# START OF Supplied material

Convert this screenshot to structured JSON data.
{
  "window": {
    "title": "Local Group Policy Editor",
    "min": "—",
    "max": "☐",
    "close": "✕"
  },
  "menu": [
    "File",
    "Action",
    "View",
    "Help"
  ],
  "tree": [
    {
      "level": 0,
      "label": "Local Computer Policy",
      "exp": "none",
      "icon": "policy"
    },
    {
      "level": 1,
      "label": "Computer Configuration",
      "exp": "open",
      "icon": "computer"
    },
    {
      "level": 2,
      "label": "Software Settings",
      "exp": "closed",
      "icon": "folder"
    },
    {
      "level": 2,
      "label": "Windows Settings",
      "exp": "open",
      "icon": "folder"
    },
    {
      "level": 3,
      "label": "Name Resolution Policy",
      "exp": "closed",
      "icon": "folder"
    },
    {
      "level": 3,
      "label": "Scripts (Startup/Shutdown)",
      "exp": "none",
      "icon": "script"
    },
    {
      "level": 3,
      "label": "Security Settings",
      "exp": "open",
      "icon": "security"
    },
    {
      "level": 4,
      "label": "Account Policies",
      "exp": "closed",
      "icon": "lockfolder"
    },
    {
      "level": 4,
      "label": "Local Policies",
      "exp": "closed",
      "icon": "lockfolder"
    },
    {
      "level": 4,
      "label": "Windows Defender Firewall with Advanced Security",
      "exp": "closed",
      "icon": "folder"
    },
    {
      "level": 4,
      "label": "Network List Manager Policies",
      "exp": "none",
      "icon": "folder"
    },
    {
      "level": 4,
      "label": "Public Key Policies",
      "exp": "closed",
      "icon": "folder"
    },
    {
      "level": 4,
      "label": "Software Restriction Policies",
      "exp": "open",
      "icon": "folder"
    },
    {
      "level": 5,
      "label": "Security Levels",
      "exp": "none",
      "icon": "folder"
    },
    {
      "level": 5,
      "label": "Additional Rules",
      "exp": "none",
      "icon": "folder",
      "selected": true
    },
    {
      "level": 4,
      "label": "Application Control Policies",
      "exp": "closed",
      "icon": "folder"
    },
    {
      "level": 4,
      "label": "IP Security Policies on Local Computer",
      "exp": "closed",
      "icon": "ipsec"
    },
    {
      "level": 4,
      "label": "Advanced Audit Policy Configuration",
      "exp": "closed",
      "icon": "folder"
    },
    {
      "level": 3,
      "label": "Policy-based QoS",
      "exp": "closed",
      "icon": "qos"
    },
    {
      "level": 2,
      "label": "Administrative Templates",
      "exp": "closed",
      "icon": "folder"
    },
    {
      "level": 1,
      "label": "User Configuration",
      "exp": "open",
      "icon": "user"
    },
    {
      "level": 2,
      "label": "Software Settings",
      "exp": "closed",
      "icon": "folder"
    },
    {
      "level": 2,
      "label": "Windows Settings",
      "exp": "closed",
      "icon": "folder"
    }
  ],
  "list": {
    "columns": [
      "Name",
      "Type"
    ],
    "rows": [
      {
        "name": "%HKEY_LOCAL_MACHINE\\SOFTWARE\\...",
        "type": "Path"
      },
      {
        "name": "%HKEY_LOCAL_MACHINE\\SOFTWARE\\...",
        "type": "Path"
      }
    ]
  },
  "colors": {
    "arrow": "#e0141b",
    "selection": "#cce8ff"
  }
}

# END OF Supplied material

**Exercise directions:** Repeat each of the entries above precisely as given.

**Result of this exercise:**
Convert this screenshot to structured JSON data.
{
  "window": {
    "title": "Local Group Policy Editor",
    "min": "—",
    "max": "☐",
    "close": "✕"
  },
  "menu": [
    "File",
    "Action",
    "View",
    "Help"
  ],
  "tree": [
    {
      "level": 0,
      "label": "Local Computer Policy",
      "exp": "none",
      "icon": "policy"
    },
    {
      "level": 1,
      "label": "Computer Configuration",
      "exp": "open",
      "icon": "computer"
    },
    {
      "level": 2,
      "label": "Software Settings",
      "exp": "closed",
      "icon": "folder"
    },
    {
      "level": 2,
      "label": "Windows Settings",
      "exp": "open",
      "icon": "folder"
    },
    {
      "level": 3,
      "label": "Name Resolution Policy",
      "exp": "closed",
      "icon": "folder"
    },
    {
      "level": 3,
      "label": "Scripts (Startup/Shutdown)",
      "exp": "none",
      "icon": "script"
    },
    {
      "level": 3,
      "label": "Security Settings",
      "exp": "open",
      "icon": "security"
    },
    {
      "level": 4,
      "label": "Account Policies",
      "exp": "closed",
      "icon": "lockfolder"
    },
    {
      "level": 4,
      "label": "Local Policies",
      "exp": "closed",
      "icon": "lockfolder"
    },
    {
      "level": 4,
      "label": "Windows Defender Firewall with Advanced Security",
      "exp": "closed",
      "icon": "folder"
    },
    {
      "level": 4,
      "label": "Network List Manager Policies",
      "exp": "none",
      "icon": "folder"
    },
    {
      "level": 4,
      "label": "Public Key Policies",
      "exp": "closed",
      "icon": "folder"
    },
    {
      "level": 4,
      "label": "Software Restriction Policies",
      "exp": "open",
      "icon": "folder"
    },
    {
      "level": 5,
      "label": "Security Levels",
      "exp": "none",
      "icon": "folder"
    },
    {
      "level": 5,
      "label": "Additional Rules",
      "exp": "none",
      "icon": "folder",
      "selected": true
    },
    {
      "level": 4,
      "label": "Application Control Policies",
      "exp": "closed",
      "icon": "folder"
    },
    {
      "level": 4,
      "label": "IP Security Policies on Local Computer",
      "exp": "closed",
      "icon": "ipsec"
    },
    {
      "level": 4,
      "label": "Advanced Audit Policy Configuration",
      "exp": "closed",
      "icon": "folder"
    },
    {
      "level": 3,
      "label": "Policy-based QoS",
      "exp": "closed",
      "icon": "qos"
    },
    {
      "level": 2,
      "label": "Administrative Templates",
      "exp": "closed",
      "icon": "folder"
    },
    {
      "level": 1,
      "label": "User Configuration",
      "exp": "open",
      "icon": "user"
    },
    {
      "level": 2,
      "label": "Software Settings",
      "exp": "closed",
      "icon": "folder"
    },
    {
      "level": 2,
      "label": "Windows Settings",
      "exp": "closed",
      "icon": "folder"
    }
  ],
  "list": {
    "columns": [
      "Name",
      "Type"
    ],
    "rows": [
      {
        "name": "%HKEY_LOCAL_MACHINE\\SOFTWARE\\...",
        "type": "Path"
      },
      {
        "name": "%HKEY_LOCAL_MACHINE\\SOFTWARE\\...",
        "type": "Path"
      }
    ]
  },
  "colors": {
    "arrow": "#e0141b",
    "selection": "#cce8ff"
  }
}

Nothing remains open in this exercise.